Short problem
Take every line from the material that has the word "title" in it.

[Items from a figure collection]
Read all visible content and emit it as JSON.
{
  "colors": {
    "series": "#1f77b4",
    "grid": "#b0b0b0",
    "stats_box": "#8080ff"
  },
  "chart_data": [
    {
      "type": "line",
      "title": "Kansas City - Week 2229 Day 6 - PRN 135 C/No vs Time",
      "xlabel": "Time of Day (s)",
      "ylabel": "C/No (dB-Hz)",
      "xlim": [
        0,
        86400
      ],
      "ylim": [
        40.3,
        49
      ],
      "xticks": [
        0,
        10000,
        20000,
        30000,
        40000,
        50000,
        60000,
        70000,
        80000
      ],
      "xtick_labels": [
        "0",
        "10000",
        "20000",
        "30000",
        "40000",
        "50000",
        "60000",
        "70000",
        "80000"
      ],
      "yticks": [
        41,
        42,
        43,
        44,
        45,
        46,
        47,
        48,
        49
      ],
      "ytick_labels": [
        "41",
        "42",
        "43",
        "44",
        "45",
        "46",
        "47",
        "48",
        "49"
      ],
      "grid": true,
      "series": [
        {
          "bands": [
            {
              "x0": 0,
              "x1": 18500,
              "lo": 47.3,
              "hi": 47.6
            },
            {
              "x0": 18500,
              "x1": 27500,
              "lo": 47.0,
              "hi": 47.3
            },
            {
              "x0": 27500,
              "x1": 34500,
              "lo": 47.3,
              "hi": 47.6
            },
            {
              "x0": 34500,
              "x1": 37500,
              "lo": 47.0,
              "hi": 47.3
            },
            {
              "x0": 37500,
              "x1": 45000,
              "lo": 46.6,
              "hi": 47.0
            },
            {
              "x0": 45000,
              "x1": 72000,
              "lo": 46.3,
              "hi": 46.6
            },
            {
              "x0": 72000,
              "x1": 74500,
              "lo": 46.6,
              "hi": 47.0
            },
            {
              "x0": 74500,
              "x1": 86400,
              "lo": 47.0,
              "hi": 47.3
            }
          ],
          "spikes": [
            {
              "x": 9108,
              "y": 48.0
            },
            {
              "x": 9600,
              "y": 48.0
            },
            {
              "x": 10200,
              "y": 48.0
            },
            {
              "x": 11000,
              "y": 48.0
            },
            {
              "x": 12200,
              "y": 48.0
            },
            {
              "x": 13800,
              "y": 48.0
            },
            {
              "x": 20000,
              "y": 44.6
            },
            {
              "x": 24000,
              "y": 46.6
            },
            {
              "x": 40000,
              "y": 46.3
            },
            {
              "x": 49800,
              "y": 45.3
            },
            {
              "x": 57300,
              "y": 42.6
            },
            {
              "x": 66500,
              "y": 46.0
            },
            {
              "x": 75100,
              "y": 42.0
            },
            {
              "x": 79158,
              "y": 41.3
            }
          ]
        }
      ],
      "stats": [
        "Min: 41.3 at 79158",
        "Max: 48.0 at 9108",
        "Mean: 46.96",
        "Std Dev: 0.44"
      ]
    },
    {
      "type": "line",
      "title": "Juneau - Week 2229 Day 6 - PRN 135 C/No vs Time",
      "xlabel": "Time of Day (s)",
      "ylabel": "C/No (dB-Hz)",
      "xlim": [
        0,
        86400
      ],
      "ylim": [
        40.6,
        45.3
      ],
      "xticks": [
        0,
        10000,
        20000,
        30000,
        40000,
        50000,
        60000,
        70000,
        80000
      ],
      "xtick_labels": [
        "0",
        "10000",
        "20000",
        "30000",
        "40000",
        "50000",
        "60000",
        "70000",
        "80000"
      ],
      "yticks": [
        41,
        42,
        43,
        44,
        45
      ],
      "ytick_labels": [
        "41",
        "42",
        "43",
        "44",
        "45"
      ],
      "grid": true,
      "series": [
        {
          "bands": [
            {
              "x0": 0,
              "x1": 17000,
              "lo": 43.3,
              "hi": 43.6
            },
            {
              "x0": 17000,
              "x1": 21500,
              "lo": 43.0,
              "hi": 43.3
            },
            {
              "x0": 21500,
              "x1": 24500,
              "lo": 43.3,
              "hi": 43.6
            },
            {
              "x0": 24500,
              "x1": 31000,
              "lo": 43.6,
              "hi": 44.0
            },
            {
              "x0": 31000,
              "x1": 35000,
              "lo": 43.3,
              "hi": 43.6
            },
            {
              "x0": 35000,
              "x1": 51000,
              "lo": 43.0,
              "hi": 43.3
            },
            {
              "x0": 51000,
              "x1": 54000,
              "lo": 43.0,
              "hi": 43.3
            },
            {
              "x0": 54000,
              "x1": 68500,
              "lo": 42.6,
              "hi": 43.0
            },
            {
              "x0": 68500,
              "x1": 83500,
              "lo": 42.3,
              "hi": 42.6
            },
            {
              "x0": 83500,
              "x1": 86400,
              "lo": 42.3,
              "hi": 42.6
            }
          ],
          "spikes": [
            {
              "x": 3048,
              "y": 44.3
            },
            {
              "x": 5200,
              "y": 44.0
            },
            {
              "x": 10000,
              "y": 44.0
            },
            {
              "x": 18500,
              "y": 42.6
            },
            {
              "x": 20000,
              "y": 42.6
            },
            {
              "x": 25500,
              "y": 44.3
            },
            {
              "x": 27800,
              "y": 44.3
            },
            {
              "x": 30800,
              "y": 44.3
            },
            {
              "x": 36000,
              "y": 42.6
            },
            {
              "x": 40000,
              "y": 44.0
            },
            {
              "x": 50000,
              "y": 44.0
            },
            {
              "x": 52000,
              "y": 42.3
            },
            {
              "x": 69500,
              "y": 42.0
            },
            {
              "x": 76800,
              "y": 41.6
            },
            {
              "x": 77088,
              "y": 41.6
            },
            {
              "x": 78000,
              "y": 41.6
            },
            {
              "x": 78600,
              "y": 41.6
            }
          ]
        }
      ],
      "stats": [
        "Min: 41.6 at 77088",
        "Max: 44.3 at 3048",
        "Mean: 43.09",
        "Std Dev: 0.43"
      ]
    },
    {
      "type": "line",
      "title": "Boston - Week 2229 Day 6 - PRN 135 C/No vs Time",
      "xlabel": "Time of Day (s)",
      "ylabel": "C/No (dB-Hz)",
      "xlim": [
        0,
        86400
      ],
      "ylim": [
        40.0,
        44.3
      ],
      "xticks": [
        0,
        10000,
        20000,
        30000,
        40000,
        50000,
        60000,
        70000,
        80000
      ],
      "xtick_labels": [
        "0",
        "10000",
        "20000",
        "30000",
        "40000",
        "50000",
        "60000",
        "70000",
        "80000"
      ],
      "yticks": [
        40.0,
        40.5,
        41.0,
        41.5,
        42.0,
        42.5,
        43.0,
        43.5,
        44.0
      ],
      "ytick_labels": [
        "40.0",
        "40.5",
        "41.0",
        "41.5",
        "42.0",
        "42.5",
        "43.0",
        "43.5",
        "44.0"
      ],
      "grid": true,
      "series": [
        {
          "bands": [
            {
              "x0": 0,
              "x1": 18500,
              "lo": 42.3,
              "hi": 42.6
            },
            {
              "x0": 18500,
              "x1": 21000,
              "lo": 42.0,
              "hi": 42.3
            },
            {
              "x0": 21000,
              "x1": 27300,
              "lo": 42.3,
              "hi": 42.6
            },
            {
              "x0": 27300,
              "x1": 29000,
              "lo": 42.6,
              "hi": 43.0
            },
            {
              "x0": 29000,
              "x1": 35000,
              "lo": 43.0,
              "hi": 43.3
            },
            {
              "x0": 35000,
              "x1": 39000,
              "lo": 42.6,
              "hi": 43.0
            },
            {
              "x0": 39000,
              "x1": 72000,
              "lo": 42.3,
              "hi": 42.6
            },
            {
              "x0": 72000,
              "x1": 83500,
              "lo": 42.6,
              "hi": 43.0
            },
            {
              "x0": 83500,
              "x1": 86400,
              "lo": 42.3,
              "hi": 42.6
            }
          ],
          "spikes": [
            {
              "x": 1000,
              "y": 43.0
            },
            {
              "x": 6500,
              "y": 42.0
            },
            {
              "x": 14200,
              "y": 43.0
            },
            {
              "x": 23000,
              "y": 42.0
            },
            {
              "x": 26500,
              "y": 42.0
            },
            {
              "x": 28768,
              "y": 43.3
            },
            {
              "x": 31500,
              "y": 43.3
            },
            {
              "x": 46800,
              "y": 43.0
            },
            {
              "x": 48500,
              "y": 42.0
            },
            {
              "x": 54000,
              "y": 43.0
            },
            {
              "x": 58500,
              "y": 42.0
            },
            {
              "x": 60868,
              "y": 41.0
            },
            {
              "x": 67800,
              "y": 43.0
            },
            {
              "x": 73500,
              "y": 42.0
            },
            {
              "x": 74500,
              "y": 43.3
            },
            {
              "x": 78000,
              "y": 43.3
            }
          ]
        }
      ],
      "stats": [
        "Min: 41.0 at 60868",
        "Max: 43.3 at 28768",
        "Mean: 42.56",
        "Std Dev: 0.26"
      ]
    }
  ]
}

Answer for the task
      "title": "Kansas City - Week 2229 Day 6 - PRN 135 C/No vs Time",
      "title": "Juneau - Week 2229 Day 6 - PRN 135 C/No vs Time",
      "title": "Boston - Week 2229 Day 6 - PRN 135 C/No vs Time",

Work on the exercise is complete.